(Given request) Every line with the word "South" in it should be extracted from the data that follows.

============

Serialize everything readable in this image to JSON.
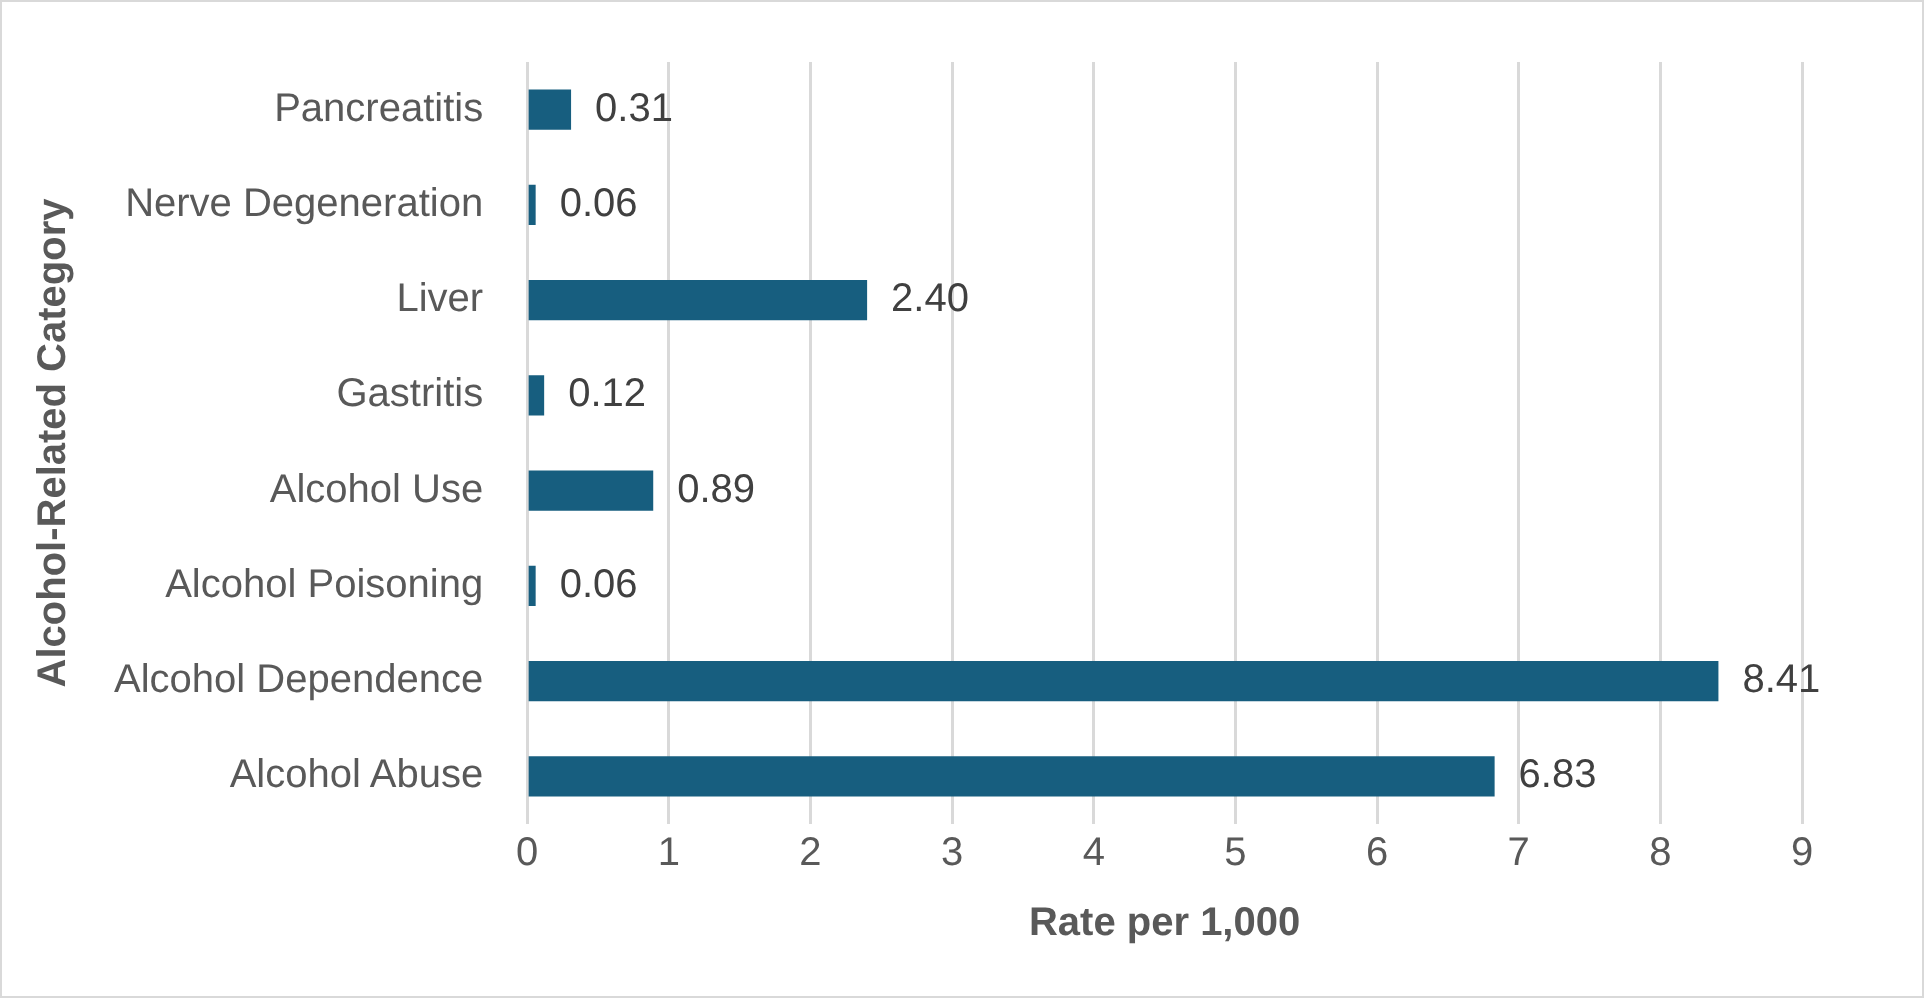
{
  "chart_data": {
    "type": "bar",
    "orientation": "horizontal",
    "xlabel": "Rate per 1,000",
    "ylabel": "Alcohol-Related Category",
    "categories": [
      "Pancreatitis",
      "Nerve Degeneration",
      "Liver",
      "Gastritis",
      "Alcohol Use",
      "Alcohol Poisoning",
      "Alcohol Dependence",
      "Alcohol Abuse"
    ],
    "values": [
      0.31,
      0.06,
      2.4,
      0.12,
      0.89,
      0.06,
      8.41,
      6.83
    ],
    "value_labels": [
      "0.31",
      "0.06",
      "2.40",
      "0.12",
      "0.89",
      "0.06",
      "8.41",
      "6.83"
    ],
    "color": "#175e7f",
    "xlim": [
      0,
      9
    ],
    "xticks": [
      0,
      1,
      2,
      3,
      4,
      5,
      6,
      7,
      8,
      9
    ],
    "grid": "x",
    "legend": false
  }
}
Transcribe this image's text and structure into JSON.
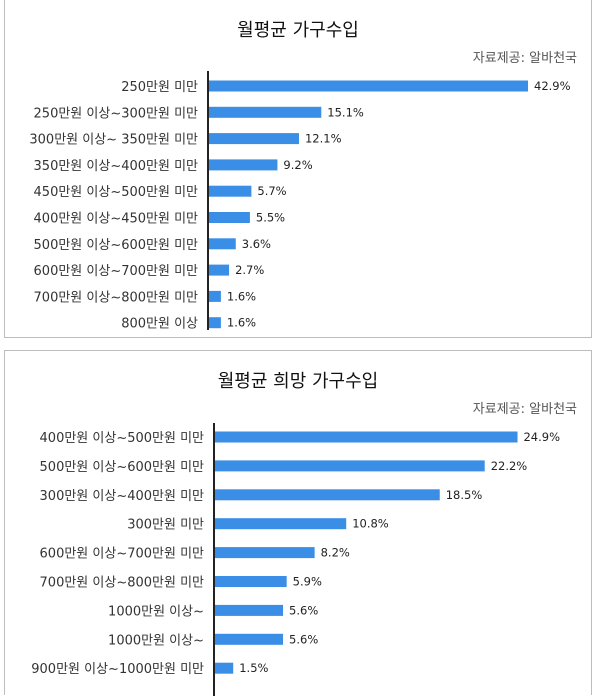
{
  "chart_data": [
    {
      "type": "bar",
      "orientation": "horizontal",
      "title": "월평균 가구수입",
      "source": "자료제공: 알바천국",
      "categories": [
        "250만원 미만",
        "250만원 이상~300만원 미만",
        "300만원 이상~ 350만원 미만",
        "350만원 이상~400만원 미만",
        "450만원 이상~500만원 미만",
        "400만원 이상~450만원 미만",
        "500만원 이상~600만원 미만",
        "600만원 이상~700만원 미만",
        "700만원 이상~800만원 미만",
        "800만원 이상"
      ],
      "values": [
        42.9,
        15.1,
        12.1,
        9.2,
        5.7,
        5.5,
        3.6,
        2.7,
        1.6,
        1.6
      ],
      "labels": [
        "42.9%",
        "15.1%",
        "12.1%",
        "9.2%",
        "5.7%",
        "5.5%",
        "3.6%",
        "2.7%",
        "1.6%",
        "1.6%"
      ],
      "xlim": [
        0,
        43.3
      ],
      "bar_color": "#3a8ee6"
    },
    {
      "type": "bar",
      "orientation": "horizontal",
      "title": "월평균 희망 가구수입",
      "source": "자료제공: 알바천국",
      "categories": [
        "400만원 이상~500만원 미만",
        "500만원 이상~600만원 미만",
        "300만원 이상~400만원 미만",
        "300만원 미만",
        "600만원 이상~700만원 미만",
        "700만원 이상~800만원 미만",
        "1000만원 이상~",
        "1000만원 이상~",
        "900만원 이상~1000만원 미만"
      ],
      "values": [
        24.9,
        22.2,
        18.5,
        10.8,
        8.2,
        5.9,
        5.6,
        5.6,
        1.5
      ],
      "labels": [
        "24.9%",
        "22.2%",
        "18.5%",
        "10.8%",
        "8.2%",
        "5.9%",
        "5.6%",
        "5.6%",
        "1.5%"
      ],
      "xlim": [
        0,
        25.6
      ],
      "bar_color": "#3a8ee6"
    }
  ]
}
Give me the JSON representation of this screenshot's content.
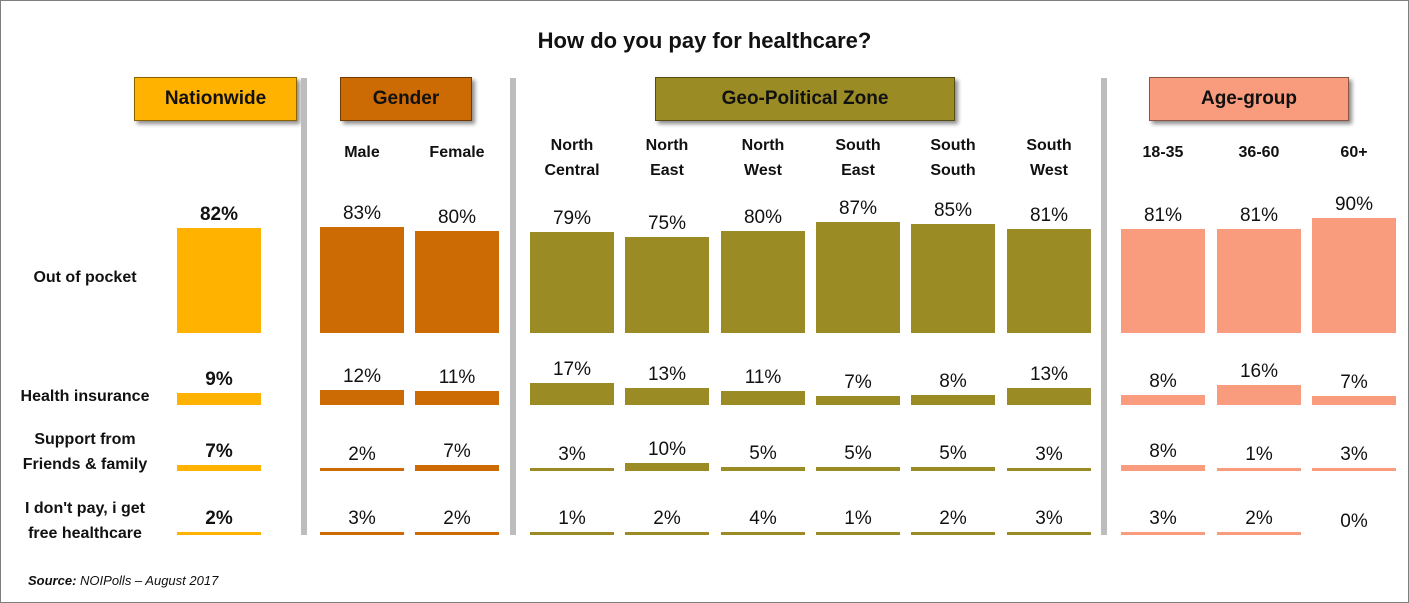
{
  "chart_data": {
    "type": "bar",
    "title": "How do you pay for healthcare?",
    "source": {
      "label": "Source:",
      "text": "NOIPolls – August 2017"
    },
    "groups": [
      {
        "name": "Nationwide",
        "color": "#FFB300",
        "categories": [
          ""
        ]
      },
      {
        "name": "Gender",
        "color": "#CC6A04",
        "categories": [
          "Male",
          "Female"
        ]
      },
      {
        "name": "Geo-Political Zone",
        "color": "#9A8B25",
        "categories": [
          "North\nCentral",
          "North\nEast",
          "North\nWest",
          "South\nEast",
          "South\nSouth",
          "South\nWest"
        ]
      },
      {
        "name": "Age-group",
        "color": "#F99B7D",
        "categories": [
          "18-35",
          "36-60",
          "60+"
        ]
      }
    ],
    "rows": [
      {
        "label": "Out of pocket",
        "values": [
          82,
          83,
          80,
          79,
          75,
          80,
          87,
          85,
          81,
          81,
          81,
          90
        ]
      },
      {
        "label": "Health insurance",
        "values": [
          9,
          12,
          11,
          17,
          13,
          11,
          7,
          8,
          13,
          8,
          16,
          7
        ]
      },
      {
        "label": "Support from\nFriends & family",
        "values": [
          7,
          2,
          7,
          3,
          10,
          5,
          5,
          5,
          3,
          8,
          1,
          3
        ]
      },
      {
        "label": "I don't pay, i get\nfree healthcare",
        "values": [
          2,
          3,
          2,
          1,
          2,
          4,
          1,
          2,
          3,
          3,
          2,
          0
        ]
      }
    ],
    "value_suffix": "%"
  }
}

============

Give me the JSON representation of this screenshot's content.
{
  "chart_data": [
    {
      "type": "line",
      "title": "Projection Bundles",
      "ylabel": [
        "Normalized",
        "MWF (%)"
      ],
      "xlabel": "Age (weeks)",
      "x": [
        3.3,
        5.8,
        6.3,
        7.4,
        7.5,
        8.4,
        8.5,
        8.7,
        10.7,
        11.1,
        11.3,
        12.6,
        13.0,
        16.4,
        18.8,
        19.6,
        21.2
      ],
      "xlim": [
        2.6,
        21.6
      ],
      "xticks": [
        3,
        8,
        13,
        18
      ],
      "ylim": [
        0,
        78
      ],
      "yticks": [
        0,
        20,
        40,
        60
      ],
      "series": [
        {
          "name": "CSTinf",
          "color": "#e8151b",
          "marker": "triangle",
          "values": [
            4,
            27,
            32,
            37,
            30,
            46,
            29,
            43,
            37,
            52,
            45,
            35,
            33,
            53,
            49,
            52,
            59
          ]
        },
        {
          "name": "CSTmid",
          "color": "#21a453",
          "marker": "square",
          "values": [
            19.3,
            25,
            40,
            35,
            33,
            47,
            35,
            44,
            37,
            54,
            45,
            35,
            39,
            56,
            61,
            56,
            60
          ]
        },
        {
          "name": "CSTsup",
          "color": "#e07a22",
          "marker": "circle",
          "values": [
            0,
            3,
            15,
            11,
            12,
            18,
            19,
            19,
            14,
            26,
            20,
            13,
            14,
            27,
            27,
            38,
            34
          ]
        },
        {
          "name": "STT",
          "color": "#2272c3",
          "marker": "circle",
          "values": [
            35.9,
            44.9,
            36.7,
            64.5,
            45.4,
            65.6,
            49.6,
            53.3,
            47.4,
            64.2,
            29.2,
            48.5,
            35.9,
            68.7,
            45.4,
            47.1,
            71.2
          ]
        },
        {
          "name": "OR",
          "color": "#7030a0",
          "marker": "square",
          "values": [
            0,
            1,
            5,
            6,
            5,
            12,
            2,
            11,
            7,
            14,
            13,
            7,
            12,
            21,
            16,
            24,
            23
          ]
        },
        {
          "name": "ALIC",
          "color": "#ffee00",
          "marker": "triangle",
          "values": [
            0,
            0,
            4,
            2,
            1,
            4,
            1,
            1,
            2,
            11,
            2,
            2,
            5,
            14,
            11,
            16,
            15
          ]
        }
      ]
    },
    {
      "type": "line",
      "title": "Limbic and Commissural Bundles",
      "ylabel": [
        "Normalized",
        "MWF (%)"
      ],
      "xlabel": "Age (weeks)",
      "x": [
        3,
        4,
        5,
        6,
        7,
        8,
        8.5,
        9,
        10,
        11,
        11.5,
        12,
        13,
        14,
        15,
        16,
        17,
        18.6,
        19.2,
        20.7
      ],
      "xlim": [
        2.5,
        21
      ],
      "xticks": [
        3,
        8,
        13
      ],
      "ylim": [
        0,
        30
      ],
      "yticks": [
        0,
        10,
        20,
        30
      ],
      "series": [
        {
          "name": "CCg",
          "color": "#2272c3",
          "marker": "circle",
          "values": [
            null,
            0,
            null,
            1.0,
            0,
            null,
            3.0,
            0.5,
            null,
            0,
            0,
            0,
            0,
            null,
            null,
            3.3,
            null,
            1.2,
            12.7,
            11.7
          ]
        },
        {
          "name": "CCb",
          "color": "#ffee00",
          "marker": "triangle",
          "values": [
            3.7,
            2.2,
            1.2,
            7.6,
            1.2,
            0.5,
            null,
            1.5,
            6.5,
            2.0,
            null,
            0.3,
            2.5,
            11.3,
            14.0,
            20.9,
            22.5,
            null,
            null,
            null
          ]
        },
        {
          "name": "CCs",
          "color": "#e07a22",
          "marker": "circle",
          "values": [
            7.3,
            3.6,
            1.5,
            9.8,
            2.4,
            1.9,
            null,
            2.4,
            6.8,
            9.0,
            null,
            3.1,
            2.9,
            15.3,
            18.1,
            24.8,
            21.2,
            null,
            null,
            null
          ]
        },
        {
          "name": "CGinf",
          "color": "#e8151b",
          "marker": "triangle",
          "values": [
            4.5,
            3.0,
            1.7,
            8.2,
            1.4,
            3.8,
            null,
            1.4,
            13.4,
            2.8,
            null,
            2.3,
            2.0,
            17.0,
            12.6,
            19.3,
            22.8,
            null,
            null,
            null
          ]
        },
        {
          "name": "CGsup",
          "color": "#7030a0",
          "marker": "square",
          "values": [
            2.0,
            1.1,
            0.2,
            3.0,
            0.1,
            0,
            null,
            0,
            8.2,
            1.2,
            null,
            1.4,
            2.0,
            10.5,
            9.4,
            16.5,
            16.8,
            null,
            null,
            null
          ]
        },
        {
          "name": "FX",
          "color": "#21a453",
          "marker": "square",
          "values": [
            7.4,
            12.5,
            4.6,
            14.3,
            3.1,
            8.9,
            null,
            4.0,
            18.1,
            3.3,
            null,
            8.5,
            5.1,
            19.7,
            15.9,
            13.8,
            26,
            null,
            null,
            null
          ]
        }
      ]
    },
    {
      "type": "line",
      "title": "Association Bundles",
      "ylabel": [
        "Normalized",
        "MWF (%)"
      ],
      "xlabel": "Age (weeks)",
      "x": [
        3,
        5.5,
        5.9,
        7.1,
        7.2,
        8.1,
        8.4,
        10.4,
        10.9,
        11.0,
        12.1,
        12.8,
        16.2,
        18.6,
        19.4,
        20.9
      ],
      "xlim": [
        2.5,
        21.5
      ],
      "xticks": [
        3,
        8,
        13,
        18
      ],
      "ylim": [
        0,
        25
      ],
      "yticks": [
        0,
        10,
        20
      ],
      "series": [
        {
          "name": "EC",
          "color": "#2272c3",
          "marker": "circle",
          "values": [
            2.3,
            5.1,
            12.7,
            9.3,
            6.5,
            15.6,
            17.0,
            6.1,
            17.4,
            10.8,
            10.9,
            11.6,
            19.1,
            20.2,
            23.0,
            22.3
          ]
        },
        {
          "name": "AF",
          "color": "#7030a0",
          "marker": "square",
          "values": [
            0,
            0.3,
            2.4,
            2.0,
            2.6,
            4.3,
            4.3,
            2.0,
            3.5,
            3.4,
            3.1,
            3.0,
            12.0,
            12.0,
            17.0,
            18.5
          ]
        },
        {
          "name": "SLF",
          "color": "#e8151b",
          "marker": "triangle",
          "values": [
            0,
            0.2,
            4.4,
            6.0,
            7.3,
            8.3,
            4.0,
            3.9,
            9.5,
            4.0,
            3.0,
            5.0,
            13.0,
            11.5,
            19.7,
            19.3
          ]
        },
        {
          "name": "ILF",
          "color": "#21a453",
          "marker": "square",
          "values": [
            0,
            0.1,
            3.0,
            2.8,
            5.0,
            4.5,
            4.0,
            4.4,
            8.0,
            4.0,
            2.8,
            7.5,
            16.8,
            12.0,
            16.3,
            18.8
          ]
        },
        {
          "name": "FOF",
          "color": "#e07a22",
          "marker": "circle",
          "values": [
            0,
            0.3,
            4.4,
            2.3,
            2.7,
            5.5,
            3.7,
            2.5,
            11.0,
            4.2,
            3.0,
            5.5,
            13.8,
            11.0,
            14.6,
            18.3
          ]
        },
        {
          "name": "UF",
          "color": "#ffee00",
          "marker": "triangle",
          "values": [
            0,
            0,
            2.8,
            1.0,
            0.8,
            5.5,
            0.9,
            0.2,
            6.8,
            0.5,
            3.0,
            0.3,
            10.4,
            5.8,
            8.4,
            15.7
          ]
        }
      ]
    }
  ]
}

============

(Task response)
          "South\nEast",
          "South\nSouth",
          "South\nWest"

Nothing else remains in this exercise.